Supplied data:

--

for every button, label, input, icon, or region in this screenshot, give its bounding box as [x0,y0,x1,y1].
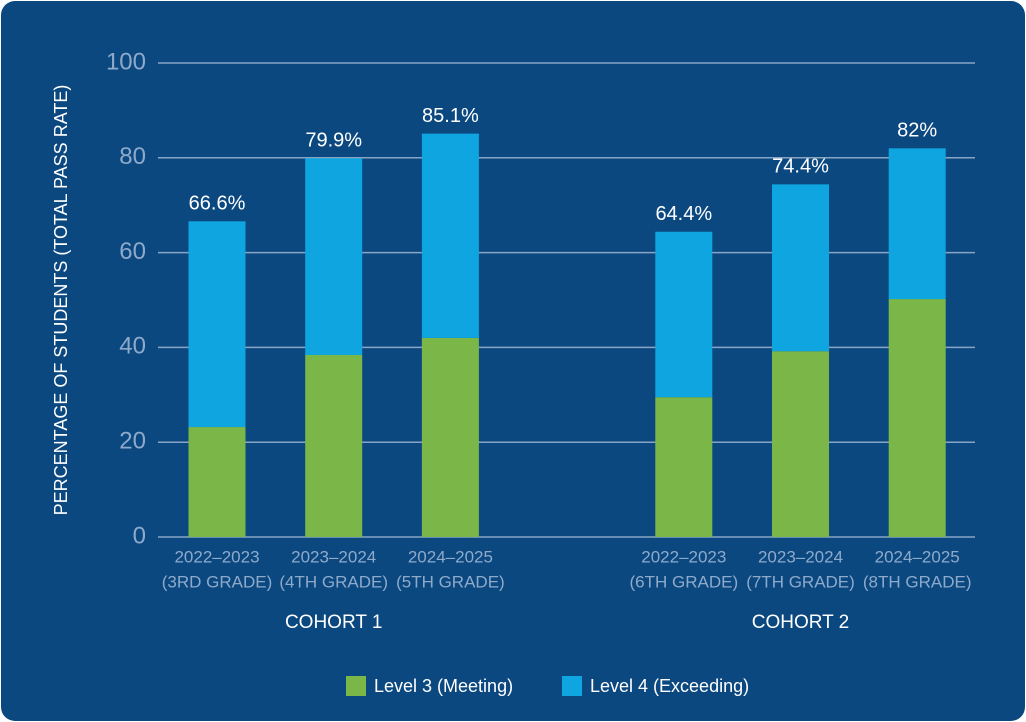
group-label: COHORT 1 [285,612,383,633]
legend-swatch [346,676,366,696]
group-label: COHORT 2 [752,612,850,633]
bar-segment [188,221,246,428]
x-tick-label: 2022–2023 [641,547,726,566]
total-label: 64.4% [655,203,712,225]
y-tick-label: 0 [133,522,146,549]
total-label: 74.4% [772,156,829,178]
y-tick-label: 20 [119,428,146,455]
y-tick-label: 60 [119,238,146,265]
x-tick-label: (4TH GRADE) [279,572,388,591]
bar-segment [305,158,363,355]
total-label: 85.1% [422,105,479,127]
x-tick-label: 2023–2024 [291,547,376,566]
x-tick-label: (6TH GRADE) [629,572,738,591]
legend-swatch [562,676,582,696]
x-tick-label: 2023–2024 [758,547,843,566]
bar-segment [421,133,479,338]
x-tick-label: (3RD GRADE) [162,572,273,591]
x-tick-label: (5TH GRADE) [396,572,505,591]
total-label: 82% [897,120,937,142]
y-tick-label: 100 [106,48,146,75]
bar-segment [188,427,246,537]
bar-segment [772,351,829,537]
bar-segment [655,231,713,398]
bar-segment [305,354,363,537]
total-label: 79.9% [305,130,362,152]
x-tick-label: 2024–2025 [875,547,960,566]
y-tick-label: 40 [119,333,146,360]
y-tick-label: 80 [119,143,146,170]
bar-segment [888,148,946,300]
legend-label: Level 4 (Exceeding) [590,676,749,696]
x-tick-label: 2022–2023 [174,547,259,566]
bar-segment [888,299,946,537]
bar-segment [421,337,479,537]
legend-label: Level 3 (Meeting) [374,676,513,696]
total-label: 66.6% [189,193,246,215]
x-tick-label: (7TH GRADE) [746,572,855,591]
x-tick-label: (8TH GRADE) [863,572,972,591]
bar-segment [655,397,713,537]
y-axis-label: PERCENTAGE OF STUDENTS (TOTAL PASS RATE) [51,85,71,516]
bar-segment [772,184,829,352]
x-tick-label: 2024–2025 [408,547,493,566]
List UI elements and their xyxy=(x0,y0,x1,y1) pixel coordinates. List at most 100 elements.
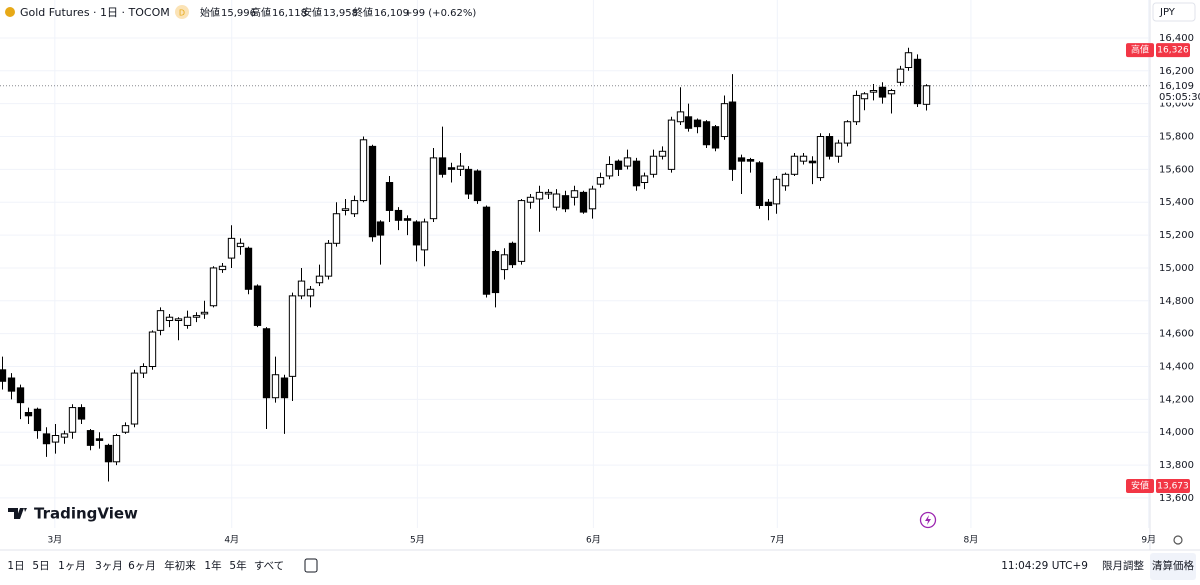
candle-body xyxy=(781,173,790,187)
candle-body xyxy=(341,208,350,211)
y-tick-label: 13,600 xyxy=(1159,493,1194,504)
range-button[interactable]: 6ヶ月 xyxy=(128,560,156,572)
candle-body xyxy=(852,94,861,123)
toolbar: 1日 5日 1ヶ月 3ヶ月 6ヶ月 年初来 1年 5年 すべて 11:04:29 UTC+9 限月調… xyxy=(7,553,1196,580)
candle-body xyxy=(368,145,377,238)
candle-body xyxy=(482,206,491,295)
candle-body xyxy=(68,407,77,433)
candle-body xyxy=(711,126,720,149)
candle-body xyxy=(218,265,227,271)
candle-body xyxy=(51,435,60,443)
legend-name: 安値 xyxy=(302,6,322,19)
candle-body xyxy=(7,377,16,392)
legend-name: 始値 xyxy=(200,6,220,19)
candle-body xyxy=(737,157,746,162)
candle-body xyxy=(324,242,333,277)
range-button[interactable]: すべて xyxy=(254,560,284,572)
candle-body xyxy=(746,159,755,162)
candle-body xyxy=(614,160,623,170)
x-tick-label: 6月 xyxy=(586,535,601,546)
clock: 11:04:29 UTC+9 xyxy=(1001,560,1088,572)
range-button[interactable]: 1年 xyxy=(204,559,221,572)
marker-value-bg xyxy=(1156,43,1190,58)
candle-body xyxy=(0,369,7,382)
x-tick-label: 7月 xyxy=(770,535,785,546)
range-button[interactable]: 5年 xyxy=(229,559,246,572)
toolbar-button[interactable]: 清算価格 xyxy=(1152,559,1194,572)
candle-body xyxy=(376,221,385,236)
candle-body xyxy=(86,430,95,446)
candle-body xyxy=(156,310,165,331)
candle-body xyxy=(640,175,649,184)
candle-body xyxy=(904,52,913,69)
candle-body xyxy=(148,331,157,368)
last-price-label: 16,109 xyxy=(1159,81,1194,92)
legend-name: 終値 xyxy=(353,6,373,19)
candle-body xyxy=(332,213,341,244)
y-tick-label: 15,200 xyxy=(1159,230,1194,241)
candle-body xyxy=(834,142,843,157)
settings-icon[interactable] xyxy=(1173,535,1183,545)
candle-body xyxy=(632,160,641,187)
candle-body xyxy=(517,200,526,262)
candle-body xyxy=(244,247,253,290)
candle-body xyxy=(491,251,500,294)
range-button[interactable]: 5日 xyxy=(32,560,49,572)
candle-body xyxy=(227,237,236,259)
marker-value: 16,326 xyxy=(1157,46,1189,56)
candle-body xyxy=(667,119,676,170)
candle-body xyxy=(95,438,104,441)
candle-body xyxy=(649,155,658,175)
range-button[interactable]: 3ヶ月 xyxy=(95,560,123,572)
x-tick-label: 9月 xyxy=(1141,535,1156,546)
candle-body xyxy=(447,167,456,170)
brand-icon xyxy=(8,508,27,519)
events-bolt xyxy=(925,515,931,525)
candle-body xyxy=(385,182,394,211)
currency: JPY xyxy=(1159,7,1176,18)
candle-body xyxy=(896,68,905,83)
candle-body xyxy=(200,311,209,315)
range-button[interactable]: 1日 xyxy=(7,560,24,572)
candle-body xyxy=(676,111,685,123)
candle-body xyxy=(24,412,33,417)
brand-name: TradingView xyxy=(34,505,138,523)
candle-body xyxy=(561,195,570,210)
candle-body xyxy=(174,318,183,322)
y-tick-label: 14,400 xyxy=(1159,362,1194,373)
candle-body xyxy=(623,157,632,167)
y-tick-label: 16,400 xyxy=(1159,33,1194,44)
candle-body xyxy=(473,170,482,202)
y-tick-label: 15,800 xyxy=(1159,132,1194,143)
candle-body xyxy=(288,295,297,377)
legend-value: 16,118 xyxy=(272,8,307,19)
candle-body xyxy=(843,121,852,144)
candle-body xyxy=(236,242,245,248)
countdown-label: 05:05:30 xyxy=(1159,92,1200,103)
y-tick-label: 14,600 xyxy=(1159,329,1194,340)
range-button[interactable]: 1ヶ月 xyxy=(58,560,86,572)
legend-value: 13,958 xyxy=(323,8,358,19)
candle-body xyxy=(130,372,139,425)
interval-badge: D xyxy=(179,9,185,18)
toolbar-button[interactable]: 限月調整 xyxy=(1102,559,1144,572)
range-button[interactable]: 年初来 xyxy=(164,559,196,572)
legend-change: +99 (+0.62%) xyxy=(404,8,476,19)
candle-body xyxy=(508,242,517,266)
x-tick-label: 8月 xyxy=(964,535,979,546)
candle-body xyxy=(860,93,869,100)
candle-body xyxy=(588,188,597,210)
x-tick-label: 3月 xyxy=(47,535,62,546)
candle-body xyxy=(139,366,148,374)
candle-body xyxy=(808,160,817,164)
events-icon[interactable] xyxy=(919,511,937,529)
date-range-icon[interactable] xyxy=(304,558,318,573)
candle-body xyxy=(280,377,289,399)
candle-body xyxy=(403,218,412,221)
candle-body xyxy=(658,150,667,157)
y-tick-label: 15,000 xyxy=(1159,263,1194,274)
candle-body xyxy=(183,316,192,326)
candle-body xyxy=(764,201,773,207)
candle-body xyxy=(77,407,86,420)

--

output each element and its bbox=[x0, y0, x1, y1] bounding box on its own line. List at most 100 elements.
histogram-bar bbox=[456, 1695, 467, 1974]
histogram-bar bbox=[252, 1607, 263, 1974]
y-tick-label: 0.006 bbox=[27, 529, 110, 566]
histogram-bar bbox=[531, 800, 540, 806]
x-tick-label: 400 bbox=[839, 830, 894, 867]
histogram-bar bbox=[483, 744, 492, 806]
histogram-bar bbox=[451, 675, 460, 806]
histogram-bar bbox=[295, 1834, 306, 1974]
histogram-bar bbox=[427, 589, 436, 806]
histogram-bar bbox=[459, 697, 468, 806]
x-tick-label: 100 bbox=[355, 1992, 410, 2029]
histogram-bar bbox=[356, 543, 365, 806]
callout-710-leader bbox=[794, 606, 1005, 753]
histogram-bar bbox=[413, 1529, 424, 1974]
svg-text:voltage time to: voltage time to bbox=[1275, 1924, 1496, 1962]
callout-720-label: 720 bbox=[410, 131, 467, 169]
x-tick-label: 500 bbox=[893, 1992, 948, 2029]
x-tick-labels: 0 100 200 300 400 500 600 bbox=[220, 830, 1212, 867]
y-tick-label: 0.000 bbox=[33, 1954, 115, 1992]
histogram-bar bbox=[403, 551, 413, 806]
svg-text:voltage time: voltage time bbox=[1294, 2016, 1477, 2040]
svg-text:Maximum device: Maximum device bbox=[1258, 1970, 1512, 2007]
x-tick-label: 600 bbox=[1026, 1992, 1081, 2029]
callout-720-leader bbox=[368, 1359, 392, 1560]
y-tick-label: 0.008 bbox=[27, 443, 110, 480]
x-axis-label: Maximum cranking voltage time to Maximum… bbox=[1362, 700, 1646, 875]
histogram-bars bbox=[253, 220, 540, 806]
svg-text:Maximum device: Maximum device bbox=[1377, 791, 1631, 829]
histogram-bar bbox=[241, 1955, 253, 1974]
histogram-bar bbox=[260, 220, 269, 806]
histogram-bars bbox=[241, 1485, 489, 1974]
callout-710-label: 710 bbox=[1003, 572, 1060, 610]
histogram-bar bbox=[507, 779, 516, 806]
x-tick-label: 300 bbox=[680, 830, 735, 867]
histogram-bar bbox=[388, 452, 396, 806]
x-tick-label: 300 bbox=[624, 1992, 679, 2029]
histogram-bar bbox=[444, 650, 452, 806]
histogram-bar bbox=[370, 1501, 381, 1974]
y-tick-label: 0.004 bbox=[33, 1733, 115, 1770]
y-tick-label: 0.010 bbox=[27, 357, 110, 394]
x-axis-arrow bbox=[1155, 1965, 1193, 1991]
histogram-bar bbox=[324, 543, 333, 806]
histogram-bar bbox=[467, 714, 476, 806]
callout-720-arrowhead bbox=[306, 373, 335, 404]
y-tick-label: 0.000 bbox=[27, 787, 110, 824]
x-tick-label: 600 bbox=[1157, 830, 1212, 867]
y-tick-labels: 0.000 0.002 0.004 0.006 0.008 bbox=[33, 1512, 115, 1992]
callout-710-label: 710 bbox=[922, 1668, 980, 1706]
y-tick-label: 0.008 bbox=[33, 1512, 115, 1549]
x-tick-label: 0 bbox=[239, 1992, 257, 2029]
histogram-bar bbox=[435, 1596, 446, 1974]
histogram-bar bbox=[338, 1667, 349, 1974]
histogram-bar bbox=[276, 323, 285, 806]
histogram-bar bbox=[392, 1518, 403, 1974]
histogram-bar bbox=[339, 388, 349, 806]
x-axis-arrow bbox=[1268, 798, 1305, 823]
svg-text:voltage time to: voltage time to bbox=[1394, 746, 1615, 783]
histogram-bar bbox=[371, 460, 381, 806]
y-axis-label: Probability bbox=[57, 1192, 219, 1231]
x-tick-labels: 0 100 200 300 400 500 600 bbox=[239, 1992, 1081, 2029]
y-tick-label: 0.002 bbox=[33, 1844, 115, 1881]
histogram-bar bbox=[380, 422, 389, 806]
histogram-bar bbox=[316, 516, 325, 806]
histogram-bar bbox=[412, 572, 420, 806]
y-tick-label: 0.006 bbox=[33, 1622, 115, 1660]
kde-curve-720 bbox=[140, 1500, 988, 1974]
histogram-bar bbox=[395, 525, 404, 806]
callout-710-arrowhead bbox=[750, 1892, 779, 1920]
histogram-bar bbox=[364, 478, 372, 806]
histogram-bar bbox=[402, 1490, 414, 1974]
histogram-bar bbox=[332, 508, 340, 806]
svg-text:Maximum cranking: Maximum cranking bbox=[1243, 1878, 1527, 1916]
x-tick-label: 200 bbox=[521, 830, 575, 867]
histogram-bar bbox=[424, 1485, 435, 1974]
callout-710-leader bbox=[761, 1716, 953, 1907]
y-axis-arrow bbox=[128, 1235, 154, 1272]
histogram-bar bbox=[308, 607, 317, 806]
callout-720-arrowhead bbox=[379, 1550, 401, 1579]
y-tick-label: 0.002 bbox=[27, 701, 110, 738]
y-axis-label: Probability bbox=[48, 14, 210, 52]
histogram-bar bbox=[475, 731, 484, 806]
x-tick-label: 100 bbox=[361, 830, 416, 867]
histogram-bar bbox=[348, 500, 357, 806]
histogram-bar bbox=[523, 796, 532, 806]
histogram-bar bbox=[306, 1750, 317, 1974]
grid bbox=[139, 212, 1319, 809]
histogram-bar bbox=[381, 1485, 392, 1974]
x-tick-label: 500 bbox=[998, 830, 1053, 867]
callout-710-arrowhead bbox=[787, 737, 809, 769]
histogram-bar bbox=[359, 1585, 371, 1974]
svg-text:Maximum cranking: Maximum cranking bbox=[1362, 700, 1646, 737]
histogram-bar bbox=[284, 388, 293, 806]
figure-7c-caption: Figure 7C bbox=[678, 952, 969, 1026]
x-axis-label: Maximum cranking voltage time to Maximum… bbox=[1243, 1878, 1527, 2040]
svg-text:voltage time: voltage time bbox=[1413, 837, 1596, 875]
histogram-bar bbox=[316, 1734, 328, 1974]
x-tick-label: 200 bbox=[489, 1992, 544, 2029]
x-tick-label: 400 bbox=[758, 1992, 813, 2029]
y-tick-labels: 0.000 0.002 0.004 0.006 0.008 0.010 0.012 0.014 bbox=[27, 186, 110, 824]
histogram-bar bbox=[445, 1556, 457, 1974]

--

Problem details: Copy every item from the line containing "group-label: COHORT 1 [285,612,383,633]" down to the line containing "x-tick-label: (4TH GRADE) [279,572,388,591]", keeping each exactly as it appears.

In response:
group-label: COHORT 1 [285,612,383,633]
legend-swatch [346,676,366,696]
group-label: COHORT 2 [752,612,850,633]
bar-segment [188,221,246,428]
x-tick-label: 2022–2023 [641,547,726,566]
total-label: 64.4% [655,203,712,225]
y-tick-label: 0 [133,522,146,549]
total-label: 74.4% [772,156,829,178]
y-tick-label: 20 [119,428,146,455]
y-tick-label: 60 [119,238,146,265]
x-tick-label: (4TH GRADE) [279,572,388,591]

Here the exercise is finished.